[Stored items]
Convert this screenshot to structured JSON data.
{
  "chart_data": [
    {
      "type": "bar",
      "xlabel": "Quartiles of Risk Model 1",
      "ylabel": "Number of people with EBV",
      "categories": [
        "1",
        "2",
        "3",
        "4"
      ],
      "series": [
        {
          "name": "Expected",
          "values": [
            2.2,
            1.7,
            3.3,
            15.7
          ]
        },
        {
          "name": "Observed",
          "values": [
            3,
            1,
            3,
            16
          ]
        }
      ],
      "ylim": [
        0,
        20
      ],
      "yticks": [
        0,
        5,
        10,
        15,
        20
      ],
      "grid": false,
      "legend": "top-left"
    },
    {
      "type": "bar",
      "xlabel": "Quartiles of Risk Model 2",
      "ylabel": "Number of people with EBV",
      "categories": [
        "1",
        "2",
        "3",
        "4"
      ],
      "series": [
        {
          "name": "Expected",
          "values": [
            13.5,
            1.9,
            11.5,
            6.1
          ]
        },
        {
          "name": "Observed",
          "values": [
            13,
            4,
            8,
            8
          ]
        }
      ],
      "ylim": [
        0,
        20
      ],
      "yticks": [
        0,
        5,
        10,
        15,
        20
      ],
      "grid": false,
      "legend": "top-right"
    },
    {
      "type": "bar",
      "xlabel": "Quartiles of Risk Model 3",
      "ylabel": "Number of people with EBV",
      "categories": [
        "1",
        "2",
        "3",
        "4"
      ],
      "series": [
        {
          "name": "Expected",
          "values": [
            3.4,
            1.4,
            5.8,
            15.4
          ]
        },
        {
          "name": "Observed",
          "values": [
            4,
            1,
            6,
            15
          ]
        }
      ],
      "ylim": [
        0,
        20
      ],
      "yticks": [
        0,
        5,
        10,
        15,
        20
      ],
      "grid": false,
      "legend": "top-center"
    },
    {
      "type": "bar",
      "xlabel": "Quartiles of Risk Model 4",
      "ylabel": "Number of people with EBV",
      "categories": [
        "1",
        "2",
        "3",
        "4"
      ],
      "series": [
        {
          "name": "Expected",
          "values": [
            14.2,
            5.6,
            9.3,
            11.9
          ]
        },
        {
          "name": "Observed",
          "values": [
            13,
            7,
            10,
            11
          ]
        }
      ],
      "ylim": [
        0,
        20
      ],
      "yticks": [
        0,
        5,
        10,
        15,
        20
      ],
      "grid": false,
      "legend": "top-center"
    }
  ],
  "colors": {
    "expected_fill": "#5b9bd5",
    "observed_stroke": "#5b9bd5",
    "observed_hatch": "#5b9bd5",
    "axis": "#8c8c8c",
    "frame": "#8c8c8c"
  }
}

WHAT THE TASK ASKS: Write out all the data again, exactly as it appears.

SOLUTION FOR THIS TASK:
Convert this screenshot to structured JSON data.
{
  "chart_data": [
    {
      "type": "bar",
      "xlabel": "Quartiles of Risk Model 1",
      "ylabel": "Number of people with EBV",
      "categories": [
        "1",
        "2",
        "3",
        "4"
      ],
      "series": [
        {
          "name": "Expected",
          "values": [
            2.2,
            1.7,
            3.3,
            15.7
          ]
        },
        {
          "name": "Observed",
          "values": [
            3,
            1,
            3,
            16
          ]
        }
      ],
      "ylim": [
        0,
        20
      ],
      "yticks": [
        0,
        5,
        10,
        15,
        20
      ],
      "grid": false,
      "legend": "top-left"
    },
    {
      "type": "bar",
      "xlabel": "Quartiles of Risk Model 2",
      "ylabel": "Number of people with EBV",
      "categories": [
        "1",
        "2",
        "3",
        "4"
      ],
      "series": [
        {
          "name": "Expected",
          "values": [
            13.5,
            1.9,
            11.5,
            6.1
          ]
        },
        {
          "name": "Observed",
          "values": [
            13,
            4,
            8,
            8
          ]
        }
      ],
      "ylim": [
        0,
        20
      ],
      "yticks": [
        0,
        5,
        10,
        15,
        20
      ],
      "grid": false,
      "legend": "top-right"
    },
    {
      "type": "bar",
      "xlabel": "Quartiles of Risk Model 3",
      "ylabel": "Number of people with EBV",
      "categories": [
        "1",
        "2",
        "3",
        "4"
      ],
      "series": [
        {
          "name": "Expected",
          "values": [
            3.4,
            1.4,
            5.8,
            15.4
          ]
        },
        {
          "name": "Observed",
          "values": [
            4,
            1,
            6,
            15
          ]
        }
      ],
      "ylim": [
        0,
        20
      ],
      "yticks": [
        0,
        5,
        10,
        15,
        20
      ],
      "grid": false,
      "legend": "top-center"
    },
    {
      "type": "bar",
      "xlabel": "Quartiles of Risk Model 4",
      "ylabel": "Number of people with EBV",
      "categories": [
        "1",
        "2",
        "3",
        "4"
      ],
      "series": [
        {
          "name": "Expected",
          "values": [
            14.2,
            5.6,
            9.3,
            11.9
          ]
        },
        {
          "name": "Observed",
          "values": [
            13,
            7,
            10,
            11
          ]
        }
      ],
      "ylim": [
        0,
        20
      ],
      "yticks": [
        0,
        5,
        10,
        15,
        20
      ],
      "grid": false,
      "legend": "top-center"
    }
  ],
  "colors": {
    "expected_fill": "#5b9bd5",
    "observed_stroke": "#5b9bd5",
    "observed_hatch": "#5b9bd5",
    "axis": "#8c8c8c",
    "frame": "#8c8c8c"
  }
}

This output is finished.